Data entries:
------------------------

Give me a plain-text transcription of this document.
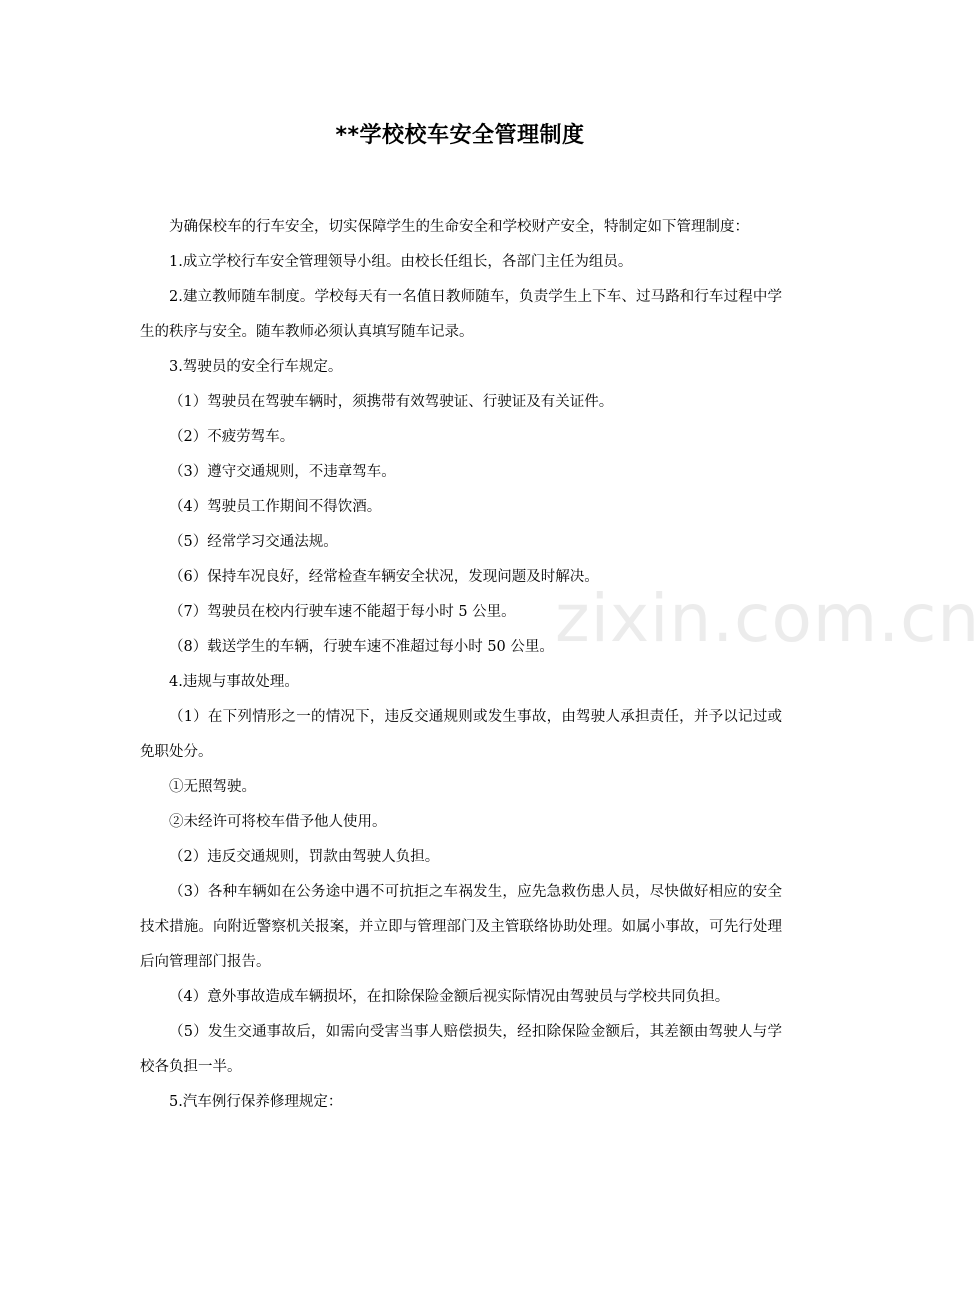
zixin.com.cn
**学校校车安全管理制度

为确保校车的行车安全，切实保障学生的生命安全和学校财产安全，特制定如下管理制度：

1.成立学校行车安全管理领导小组。由校长任组长，各部门主任为组员。

2.建立教师随车制度。学校每天有一名值日教师随车，负责学生上下车、过马路和行车过程中学生的秩序与安全。随车教师必须认真填写随车记录。

3.驾驶员的安全行车规定。

（1）驾驶员在驾驶车辆时，须携带有效驾驶证、行驶证及有关证件。

（2）不疲劳驾车。

（3）遵守交通规则，不违章驾车。

（4）驾驶员工作期间不得饮酒。

（5）经常学习交通法规。

（6）保持车况良好，经常检查车辆安全状况，发现问题及时解决。

（7）驾驶员在校内行驶车速不能超于每小时 5 公里。

（8）载送学生的车辆，行驶车速不准超过每小时 50 公里。

4.违规与事故处理。

（1）在下列情形之一的情况下，违反交通规则或发生事故，由驾驶人承担责任，并予以记过或免职处分。

①无照驾驶。

②未经许可将校车借予他人使用。

（2）违反交通规则，罚款由驾驶人负担。

（3）各种车辆如在公务途中遇不可抗拒之车祸发生，应先急救伤患人员，尽快做好相应的安全技术措施。向附近警察机关报案，并立即与管理部门及主管联络协助处理。如属小事故，可先行处理后向管理部门报告。

（4）意外事故造成车辆损坏，在扣除保险金额后视实际情况由驾驶员与学校共同负担。

（5）发生交通事故后，如需向受害当事人赔偿损失，经扣除保险金额后，其差额由驾驶人与学校各负担一半。

5.汽车例行保养修理规定：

------------------------

Every record above should be written out again without change, except that the pictures are left out.

Give me a plain-text transcription of this document.
zixin.com.cn
**学校校车安全管理制度

为确保校车的行车安全，切实保障学生的生命安全和学校财产安全，特制定如下管理制度：

1.成立学校行车安全管理领导小组。由校长任组长，各部门主任为组员。

2.建立教师随车制度。学校每天有一名值日教师随车，负责学生上下车、过马路和行车过程中学生的秩序与安全。随车教师必须认真填写随车记录。

3.驾驶员的安全行车规定。

（1）驾驶员在驾驶车辆时，须携带有效驾驶证、行驶证及有关证件。

（2）不疲劳驾车。

（3）遵守交通规则，不违章驾车。

（4）驾驶员工作期间不得饮酒。

（5）经常学习交通法规。

（6）保持车况良好，经常检查车辆安全状况，发现问题及时解决。

（7）驾驶员在校内行驶车速不能超于每小时 5 公里。

（8）载送学生的车辆，行驶车速不准超过每小时 50 公里。

4.违规与事故处理。

（1）在下列情形之一的情况下，违反交通规则或发生事故，由驾驶人承担责任，并予以记过或免职处分。

①无照驾驶。

②未经许可将校车借予他人使用。

（2）违反交通规则，罚款由驾驶人负担。

（3）各种车辆如在公务途中遇不可抗拒之车祸发生，应先急救伤患人员，尽快做好相应的安全技术措施。向附近警察机关报案，并立即与管理部门及主管联络协助处理。如属小事故，可先行处理后向管理部门报告。

（4）意外事故造成车辆损坏，在扣除保险金额后视实际情况由驾驶员与学校共同负担。

（5）发生交通事故后，如需向受害当事人赔偿损失，经扣除保险金额后，其差额由驾驶人与学校各负担一半。

5.汽车例行保养修理规定：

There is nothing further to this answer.